**WHAT YOU ARE ASKED TO DO:**
Search the data for the word "microphone" and copy every line where it occurs.
--- start of DATA EXTRACT ---
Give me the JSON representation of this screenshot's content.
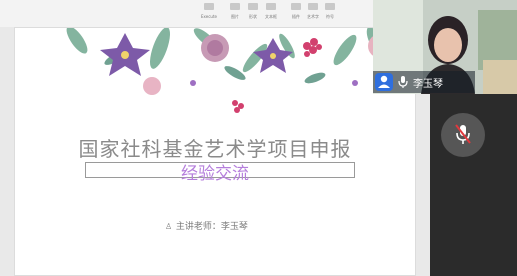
{
  "ribbon": {
    "items": [
      {
        "label": "Execute",
        "pos": 209
      },
      {
        "label": "图片",
        "pos": 235
      },
      {
        "label": "形状",
        "pos": 253
      },
      {
        "label": "文本框",
        "pos": 271
      },
      {
        "label": "插件",
        "pos": 296
      },
      {
        "label": "艺术字",
        "pos": 313
      },
      {
        "label": "符号",
        "pos": 330
      }
    ]
  },
  "slide": {
    "title": "国家社科基金艺术学项目申报",
    "subtitle": "经验交流",
    "lecturer": "主讲老师：李玉琴",
    "person_icon_glyph": "♙"
  },
  "video": {
    "participant_name": "李玉琴"
  },
  "icons": {
    "user": "user-icon",
    "mic": "microphone-icon",
    "mic_muted": "microphone-muted-icon"
  },
  "colors": {
    "subtitle": "#b57edc",
    "title": "#8a8a8a",
    "user_button": "#2f6fde"
  }
}
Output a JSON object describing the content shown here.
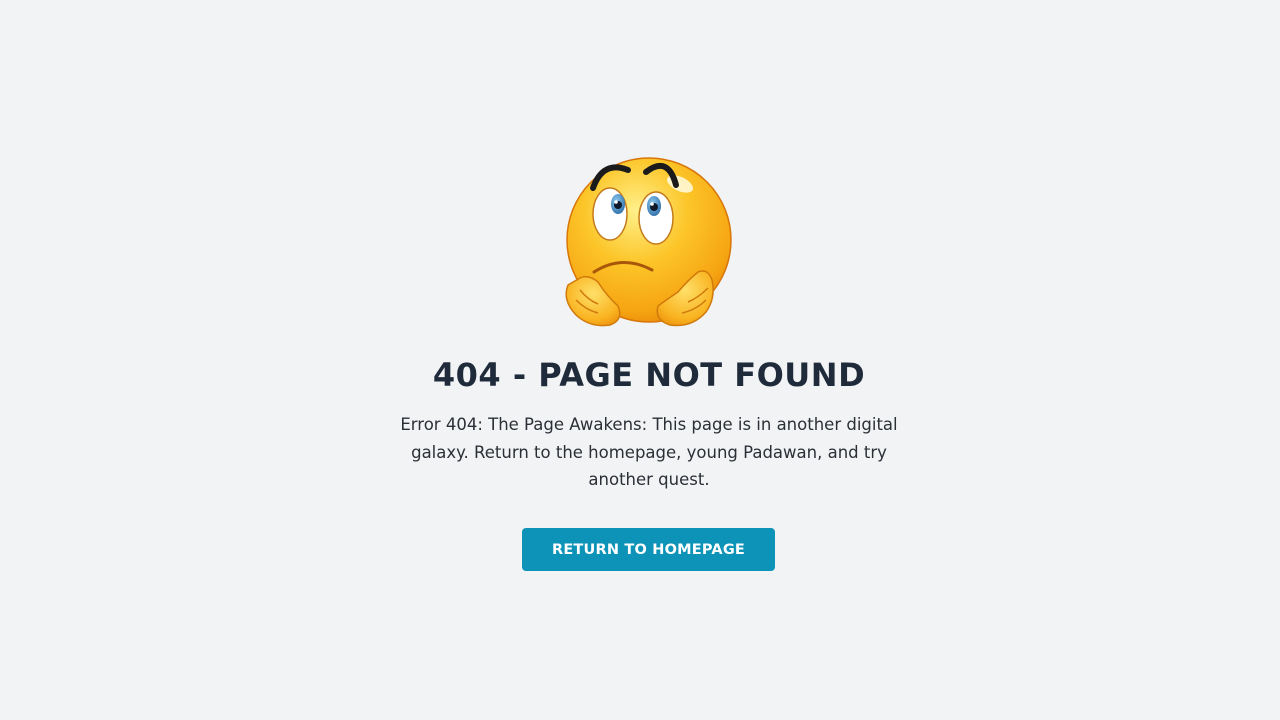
{
  "error": {
    "emoji_icon": "worried-face-emoji-icon",
    "title": "404 - PAGE NOT FOUND",
    "message": "Error 404: The Page Awakens: This page is in another digital galaxy. Return to the homepage, young Padawan, and try another quest.",
    "button_label": "RETURN TO HOMEPAGE"
  },
  "colors": {
    "background": "#f2f3f5",
    "title": "#1f2a3a",
    "text": "#2b2f36",
    "button": "#0c93b7",
    "button_text": "#ffffff",
    "emoji_face": "#fbb81a"
  }
}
--- end of DATA EXTRACT ---
**TASK SOLUTION:**
    "mic": "microphone-icon",
    "mic_muted": "microphone-muted-icon"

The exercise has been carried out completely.